### Goal:
Transcribe all the entries word for word, but omit the images.

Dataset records
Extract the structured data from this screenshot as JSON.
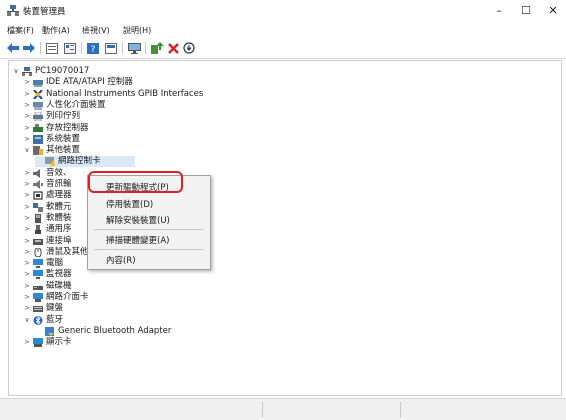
{
  "window": {
    "title": "裝置管理員",
    "minimize": "–",
    "maximize": "☐",
    "close": "✕"
  },
  "menubar": [
    "檔案(F)",
    "動作(A)",
    "檢視(V)",
    "說明(H)"
  ],
  "toolbar": [
    "back-icon",
    "forward-icon",
    "properties-icon",
    "view-icon",
    "help-icon",
    "refresh-icon",
    "monitor-icon",
    "update-driver-icon",
    "uninstall-icon",
    "disable-icon"
  ],
  "tree": [
    {
      "label": "PC19070017",
      "chevron": "∨",
      "icon": "computer-icon",
      "level": 0
    },
    {
      "label": "IDE ATA/ATAPI 控制器",
      "chevron": ">",
      "icon": "ide-icon",
      "level": 1
    },
    {
      "label": "National Instruments GPIB Interfaces",
      "chevron": ">",
      "icon": "gpib-icon",
      "level": 1
    },
    {
      "label": "人性化介面裝置",
      "chevron": ">",
      "icon": "hid-icon",
      "level": 1
    },
    {
      "label": "列印佇列",
      "chevron": ">",
      "icon": "printer-icon",
      "level": 1
    },
    {
      "label": "存放控制器",
      "chevron": ">",
      "icon": "storage-icon",
      "level": 1
    },
    {
      "label": "系統裝置",
      "chevron": ">",
      "icon": "system-icon",
      "level": 1
    },
    {
      "label": "其他裝置",
      "chevron": "∨",
      "icon": "other-device-icon",
      "level": 1
    },
    {
      "label": "網路控制卡",
      "chevron": "",
      "icon": "warning-device-icon",
      "level": 2,
      "selected": true
    },
    {
      "label": "音效、",
      "chevron": ">",
      "icon": "audio-icon",
      "level": 1
    },
    {
      "label": "音訊輸",
      "chevron": ">",
      "icon": "audio-io-icon",
      "level": 1
    },
    {
      "label": "處理器",
      "chevron": ">",
      "icon": "processor-icon",
      "level": 1
    },
    {
      "label": "軟體元",
      "chevron": ">",
      "icon": "software-component-icon",
      "level": 1
    },
    {
      "label": "軟體裝",
      "chevron": ">",
      "icon": "software-device-icon",
      "level": 1
    },
    {
      "label": "通用序",
      "chevron": ">",
      "icon": "usb-icon",
      "level": 1
    },
    {
      "label": "連接埠",
      "chevron": ">",
      "icon": "port-icon",
      "level": 1
    },
    {
      "label": "滑鼠及其他指標裝置",
      "chevron": ">",
      "icon": "mouse-icon",
      "level": 1
    },
    {
      "label": "電腦",
      "chevron": ">",
      "icon": "pc-icon",
      "level": 1
    },
    {
      "label": "監視器",
      "chevron": ">",
      "icon": "monitor-device-icon",
      "level": 1
    },
    {
      "label": "磁碟機",
      "chevron": ">",
      "icon": "disk-icon",
      "level": 1
    },
    {
      "label": "網路介面卡",
      "chevron": ">",
      "icon": "network-adapter-icon",
      "level": 1
    },
    {
      "label": "鍵盤",
      "chevron": ">",
      "icon": "keyboard-icon",
      "level": 1
    },
    {
      "label": "藍牙",
      "chevron": "∨",
      "icon": "bluetooth-icon",
      "level": 1
    },
    {
      "label": "Generic Bluetooth Adapter",
      "chevron": "",
      "icon": "bluetooth-adapter-icon",
      "level": 2
    },
    {
      "label": "顯示卡",
      "chevron": ">",
      "icon": "display-adapter-icon",
      "level": 1
    }
  ],
  "context_menu": {
    "items": [
      "更新驅動程式(P)",
      "停用裝置(D)",
      "解除安裝裝置(U)",
      "掃描硬體變更(A)",
      "內容(R)"
    ],
    "highlighted": "更新驅動程式(P)",
    "highlight_color": "#e02020"
  },
  "colors": {
    "accent": "#0a64c8",
    "selection": "#dbe9f7"
  }
}
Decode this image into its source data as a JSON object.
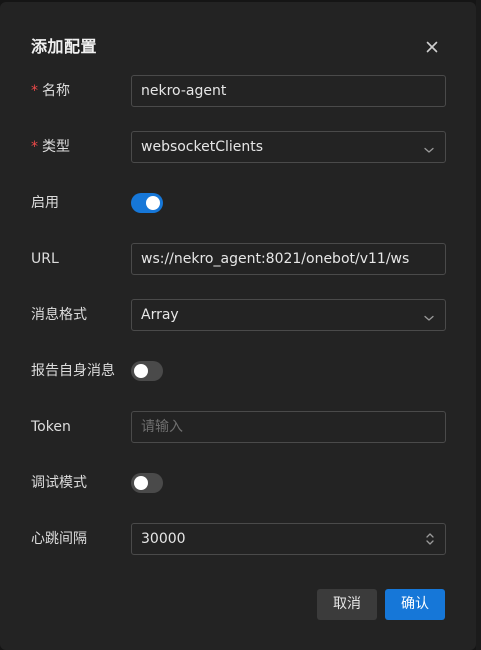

### Result of the task:
Extract the structured data from this screenshot as JSON.
{
  "window": {
    "title": "裝置管理員",
    "minimize": "–",
    "maximize": "☐",
    "close": "✕"
  },
  "menubar": [
    "檔案(F)",
    "動作(A)",
    "檢視(V)",
    "說明(H)"
  ],
  "toolbar": [
    "back-icon",
    "forward-icon",
    "properties-icon",
    "view-icon",
    "help-icon",
    "refresh-icon",
    "monitor-icon",
    "update-driver-icon",
    "uninstall-icon",
    "disable-icon"
  ],
  "tree": [
    {
      "label": "PC19070017",
      "chevron": "∨",
      "icon": "computer-icon",
      "level": 0
    },
    {
      "label": "IDE ATA/ATAPI 控制器",
      "chevron": ">",
      "icon": "ide-icon",
      "level": 1
    },
    {
      "label": "National Instruments GPIB Interfaces",
      "chevron": ">",
      "icon": "gpib-icon",
      "level": 1
    },
    {
      "label": "人性化介面裝置",
      "chevron": ">",
      "icon": "hid-icon",
      "level": 1
    },
    {
      "label": "列印佇列",
      "chevron": ">",
      "icon": "printer-icon",
      "level": 1
    },
    {
      "label": "存放控制器",
      "chevron": ">",
      "icon": "storage-icon",
      "level": 1
    },
    {
      "label": "系統裝置",
      "chevron": ">",
      "icon": "system-icon",
      "level": 1
    },
    {
      "label": "其他裝置",
      "chevron": "∨",
      "icon": "other-device-icon",
      "level": 1
    },
    {
      "label": "網路控制卡",
      "chevron": "",
      "icon": "warning-device-icon",
      "level": 2,
      "selected": true
    },
    {
      "label": "音效、",
      "chevron": ">",
      "icon": "audio-icon",
      "level": 1
    },
    {
      "label": "音訊輸",
      "chevron": ">",
      "icon": "audio-io-icon",
      "level": 1
    },
    {
      "label": "處理器",
      "chevron": ">",
      "icon": "processor-icon",
      "level": 1
    },
    {
      "label": "軟體元",
      "chevron": ">",
      "icon": "software-component-icon",
      "level": 1
    },
    {
      "label": "軟體裝",
      "chevron": ">",
      "icon": "software-device-icon",
      "level": 1
    },
    {
      "label": "通用序",
      "chevron": ">",
      "icon": "usb-icon",
      "level": 1
    },
    {
      "label": "連接埠",
      "chevron": ">",
      "icon": "port-icon",
      "level": 1
    },
    {
      "label": "滑鼠及其他指標裝置",
      "chevron": ">",
      "icon": "mouse-icon",
      "level": 1
    },
    {
      "label": "電腦",
      "chevron": ">",
      "icon": "pc-icon",
      "level": 1
    },
    {
      "label": "監視器",
      "chevron": ">",
      "icon": "monitor-device-icon",
      "level": 1
    },
    {
      "label": "磁碟機",
      "chevron": ">",
      "icon": "disk-icon",
      "level": 1
    },
    {
      "label": "網路介面卡",
      "chevron": ">",
      "icon": "network-adapter-icon",
      "level": 1
    },
    {
      "label": "鍵盤",
      "chevron": ">",
      "icon": "keyboard-icon",
      "level": 1
    },
    {
      "label": "藍牙",
      "chevron": "∨",
      "icon": "bluetooth-icon",
      "level": 1
    },
    {
      "label": "Generic Bluetooth Adapter",
      "chevron": "",
      "icon": "bluetooth-adapter-icon",
      "level": 2
    },
    {
      "label": "顯示卡",
      "chevron": ">",
      "icon": "display-adapter-icon",
      "level": 1
    }
  ],
  "context_menu": {
    "items": [
      "更新驅動程式(P)",
      "停用裝置(D)",
      "解除安裝裝置(U)",
      "掃描硬體變更(A)",
      "內容(R)"
    ],
    "highlighted": "更新驅動程式(P)",
    "highlight_color": "#e02020"
  },
  "colors": {
    "accent": "#0a64c8",
    "selection": "#dbe9f7"
  }
}
Decode this image into its source data as a JSON object.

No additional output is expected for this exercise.